* Start Extracted information *
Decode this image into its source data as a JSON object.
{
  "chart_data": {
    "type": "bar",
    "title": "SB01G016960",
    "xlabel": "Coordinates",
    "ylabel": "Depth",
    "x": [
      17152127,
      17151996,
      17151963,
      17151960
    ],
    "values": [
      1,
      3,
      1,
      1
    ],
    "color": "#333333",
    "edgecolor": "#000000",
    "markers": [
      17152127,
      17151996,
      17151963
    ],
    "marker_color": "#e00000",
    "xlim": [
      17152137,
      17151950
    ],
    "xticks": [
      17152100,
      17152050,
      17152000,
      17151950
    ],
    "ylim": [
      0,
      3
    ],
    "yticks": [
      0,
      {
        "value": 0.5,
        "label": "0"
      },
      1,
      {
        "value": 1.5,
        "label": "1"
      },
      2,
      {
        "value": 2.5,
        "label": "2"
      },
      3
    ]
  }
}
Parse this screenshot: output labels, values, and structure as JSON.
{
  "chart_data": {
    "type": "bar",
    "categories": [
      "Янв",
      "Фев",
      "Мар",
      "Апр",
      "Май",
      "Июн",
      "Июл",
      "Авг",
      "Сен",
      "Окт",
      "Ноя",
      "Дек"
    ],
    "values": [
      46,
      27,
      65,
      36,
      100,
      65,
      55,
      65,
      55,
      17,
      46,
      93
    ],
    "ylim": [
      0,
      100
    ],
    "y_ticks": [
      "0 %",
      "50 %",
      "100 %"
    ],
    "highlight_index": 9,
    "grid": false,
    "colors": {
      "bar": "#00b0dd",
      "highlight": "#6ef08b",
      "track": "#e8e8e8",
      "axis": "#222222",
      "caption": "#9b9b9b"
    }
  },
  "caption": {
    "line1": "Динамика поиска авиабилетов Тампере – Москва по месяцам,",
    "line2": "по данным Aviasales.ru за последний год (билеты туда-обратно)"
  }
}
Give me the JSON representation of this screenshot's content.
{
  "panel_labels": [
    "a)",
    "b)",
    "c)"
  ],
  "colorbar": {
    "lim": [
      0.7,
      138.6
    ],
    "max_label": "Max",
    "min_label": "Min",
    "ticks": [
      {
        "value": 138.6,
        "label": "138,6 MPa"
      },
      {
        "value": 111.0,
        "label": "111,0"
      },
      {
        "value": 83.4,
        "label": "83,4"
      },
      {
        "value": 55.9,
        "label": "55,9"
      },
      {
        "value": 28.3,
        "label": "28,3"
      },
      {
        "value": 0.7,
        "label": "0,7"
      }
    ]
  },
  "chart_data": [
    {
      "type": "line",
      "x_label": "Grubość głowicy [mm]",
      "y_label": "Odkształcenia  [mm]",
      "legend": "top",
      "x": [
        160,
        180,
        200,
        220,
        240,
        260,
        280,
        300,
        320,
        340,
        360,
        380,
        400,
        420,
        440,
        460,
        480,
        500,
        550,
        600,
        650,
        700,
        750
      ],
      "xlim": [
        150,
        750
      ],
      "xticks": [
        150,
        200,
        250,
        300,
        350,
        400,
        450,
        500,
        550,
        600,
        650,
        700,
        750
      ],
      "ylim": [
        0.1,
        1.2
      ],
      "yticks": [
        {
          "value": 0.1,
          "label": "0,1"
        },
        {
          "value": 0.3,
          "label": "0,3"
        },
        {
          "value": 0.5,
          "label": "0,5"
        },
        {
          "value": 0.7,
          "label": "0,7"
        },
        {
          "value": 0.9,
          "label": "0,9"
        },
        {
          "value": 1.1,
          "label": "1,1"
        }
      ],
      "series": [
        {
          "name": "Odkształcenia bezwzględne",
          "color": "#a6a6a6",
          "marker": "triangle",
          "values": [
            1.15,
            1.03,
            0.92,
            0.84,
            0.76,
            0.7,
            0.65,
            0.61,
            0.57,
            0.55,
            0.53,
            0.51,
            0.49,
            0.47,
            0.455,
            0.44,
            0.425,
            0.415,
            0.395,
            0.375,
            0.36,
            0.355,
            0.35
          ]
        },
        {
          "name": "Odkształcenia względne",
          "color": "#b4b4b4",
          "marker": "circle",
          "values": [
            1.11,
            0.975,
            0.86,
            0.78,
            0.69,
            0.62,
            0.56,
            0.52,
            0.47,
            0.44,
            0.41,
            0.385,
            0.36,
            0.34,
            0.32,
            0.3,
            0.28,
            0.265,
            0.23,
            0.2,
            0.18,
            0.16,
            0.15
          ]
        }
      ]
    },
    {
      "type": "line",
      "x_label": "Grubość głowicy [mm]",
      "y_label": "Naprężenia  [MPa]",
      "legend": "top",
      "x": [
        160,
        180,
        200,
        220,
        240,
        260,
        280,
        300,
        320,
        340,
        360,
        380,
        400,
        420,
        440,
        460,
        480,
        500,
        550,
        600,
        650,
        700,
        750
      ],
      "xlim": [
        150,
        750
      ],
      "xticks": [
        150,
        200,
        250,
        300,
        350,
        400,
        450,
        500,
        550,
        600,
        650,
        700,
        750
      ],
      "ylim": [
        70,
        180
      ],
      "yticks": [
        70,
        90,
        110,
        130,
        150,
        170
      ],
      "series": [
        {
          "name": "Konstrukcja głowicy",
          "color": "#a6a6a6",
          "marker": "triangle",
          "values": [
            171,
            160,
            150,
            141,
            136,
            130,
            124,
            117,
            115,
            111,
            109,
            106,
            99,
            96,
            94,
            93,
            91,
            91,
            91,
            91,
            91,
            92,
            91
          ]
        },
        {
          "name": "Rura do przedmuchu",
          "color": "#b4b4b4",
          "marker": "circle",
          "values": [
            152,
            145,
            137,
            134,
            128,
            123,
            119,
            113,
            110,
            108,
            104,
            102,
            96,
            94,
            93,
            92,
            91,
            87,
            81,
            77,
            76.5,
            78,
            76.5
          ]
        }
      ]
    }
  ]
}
* End Extracted information *
Set exercise = Copy each line of the data above without altering a single character.

Exercise answer =
Decode this image into its source data as a JSON object.
{
  "chart_data": {
    "type": "bar",
    "title": "SB01G016960",
    "xlabel": "Coordinates",
    "ylabel": "Depth",
    "x": [
      17152127,
      17151996,
      17151963,
      17151960
    ],
    "values": [
      1,
      3,
      1,
      1
    ],
    "color": "#333333",
    "edgecolor": "#000000",
    "markers": [
      17152127,
      17151996,
      17151963
    ],
    "marker_color": "#e00000",
    "xlim": [
      17152137,
      17151950
    ],
    "xticks": [
      17152100,
      17152050,
      17152000,
      17151950
    ],
    "ylim": [
      0,
      3
    ],
    "yticks": [
      0,
      {
        "value": 0.5,
        "label": "0"
      },
      1,
      {
        "value": 1.5,
        "label": "1"
      },
      2,
      {
        "value": 2.5,
        "label": "2"
      },
      3
    ]
  }
}
Parse this screenshot: output labels, values, and structure as JSON.
{
  "chart_data": {
    "type": "bar",
    "categories": [
      "Янв",
      "Фев",
      "Мар",
      "Апр",
      "Май",
      "Июн",
      "Июл",
      "Авг",
      "Сен",
      "Окт",
      "Ноя",
      "Дек"
    ],
    "values": [
      46,
      27,
      65,
      36,
      100,
      65,
      55,
      65,
      55,
      17,
      46,
      93
    ],
    "ylim": [
      0,
      100
    ],
    "y_ticks": [
      "0 %",
      "50 %",
      "100 %"
    ],
    "highlight_index": 9,
    "grid": false,
    "colors": {
      "bar": "#00b0dd",
      "highlight": "#6ef08b",
      "track": "#e8e8e8",
      "axis": "#222222",
      "caption": "#9b9b9b"
    }
  },
  "caption": {
    "line1": "Динамика поиска авиабилетов Тампере – Москва по месяцам,",
    "line2": "по данным Aviasales.ru за последний год (билеты туда-обратно)"
  }
}
Give me the JSON representation of this screenshot's content.
{
  "panel_labels": [
    "a)",
    "b)",
    "c)"
  ],
  "colorbar": {
    "lim": [
      0.7,
      138.6
    ],
    "max_label": "Max",
    "min_label": "Min",
    "ticks": [
      {
        "value": 138.6,
        "label": "138,6 MPa"
      },
      {
        "value": 111.0,
        "label": "111,0"
      },
      {
        "value": 83.4,
        "label": "83,4"
      },
      {
        "value": 55.9,
        "label": "55,9"
      },
      {
        "value": 28.3,
        "label": "28,3"
      },
      {
        "value": 0.7,
        "label": "0,7"
      }
    ]
  },
  "chart_data": [
    {
      "type": "line",
      "x_label": "Grubość głowicy [mm]",
      "y_label": "Odkształcenia  [mm]",
      "legend": "top",
      "x": [
        160,
        180,
        200,
        220,
        240,
        260,
        280,
        300,
        320,
        340,
        360,
        380,
        400,
        420,
        440,
        460,
        480,
        500,
        550,
        600,
        650,
        700,
        750
      ],
      "xlim": [
        150,
        750
      ],
      "xticks": [
        150,
        200,
        250,
        300,
        350,
        400,
        450,
        500,
        550,
        600,
        650,
        700,
        750
      ],
      "ylim": [
        0.1,
        1.2
      ],
      "yticks": [
        {
          "value": 0.1,
          "label": "0,1"
        },
        {
          "value": 0.3,
          "label": "0,3"
        },
        {
          "value": 0.5,
          "label": "0,5"
        },
        {
          "value": 0.7,
          "label": "0,7"
        },
        {
          "value": 0.9,
          "label": "0,9"
        },
        {
          "value": 1.1,
          "label": "1,1"
        }
      ],
      "series": [
        {
          "name": "Odkształcenia bezwzględne",
          "color": "#a6a6a6",
          "marker": "triangle",
          "values": [
            1.15,
            1.03,
            0.92,
            0.84,
            0.76,
            0.7,
            0.65,
            0.61,
            0.57,
            0.55,
            0.53,
            0.51,
            0.49,
            0.47,
            0.455,
            0.44,
            0.425,
            0.415,
            0.395,
            0.375,
            0.36,
            0.355,
            0.35
          ]
        },
        {
          "name": "Odkształcenia względne",
          "color": "#b4b4b4",
          "marker": "circle",
          "values": [
            1.11,
            0.975,
            0.86,
            0.78,
            0.69,
            0.62,
            0.56,
            0.52,
            0.47,
            0.44,
            0.41,
            0.385,
            0.36,
            0.34,
            0.32,
            0.3,
            0.28,
            0.265,
            0.23,
            0.2,
            0.18,
            0.16,
            0.15
          ]
        }
      ]
    },
    {
      "type": "line",
      "x_label": "Grubość głowicy [mm]",
      "y_label": "Naprężenia  [MPa]",
      "legend": "top",
      "x": [
        160,
        180,
        200,
        220,
        240,
        260,
        280,
        300,
        320,
        340,
        360,
        380,
        400,
        420,
        440,
        460,
        480,
        500,
        550,
        600,
        650,
        700,
        750
      ],
      "xlim": [
        150,
        750
      ],
      "xticks": [
        150,
        200,
        250,
        300,
        350,
        400,
        450,
        500,
        550,
        600,
        650,
        700,
        750
      ],
      "ylim": [
        70,
        180
      ],
      "yticks": [
        70,
        90,
        110,
        130,
        150,
        170
      ],
      "series": [
        {
          "name": "Konstrukcja głowicy",
          "color": "#a6a6a6",
          "marker": "triangle",
          "values": [
            171,
            160,
            150,
            141,
            136,
            130,
            124,
            117,
            115,
            111,
            109,
            106,
            99,
            96,
            94,
            93,
            91,
            91,
            91,
            91,
            91,
            92,
            91
          ]
        },
        {
          "name": "Rura do przedmuchu",
          "color": "#b4b4b4",
          "marker": "circle",
          "values": [
            152,
            145,
            137,
            134,
            128,
            123,
            119,
            113,
            110,
            108,
            104,
            102,
            96,
            94,
            93,
            92,
            91,
            87,
            81,
            77,
            76.5,
            78,
            76.5
          ]
        }
      ]
    }
  ]
}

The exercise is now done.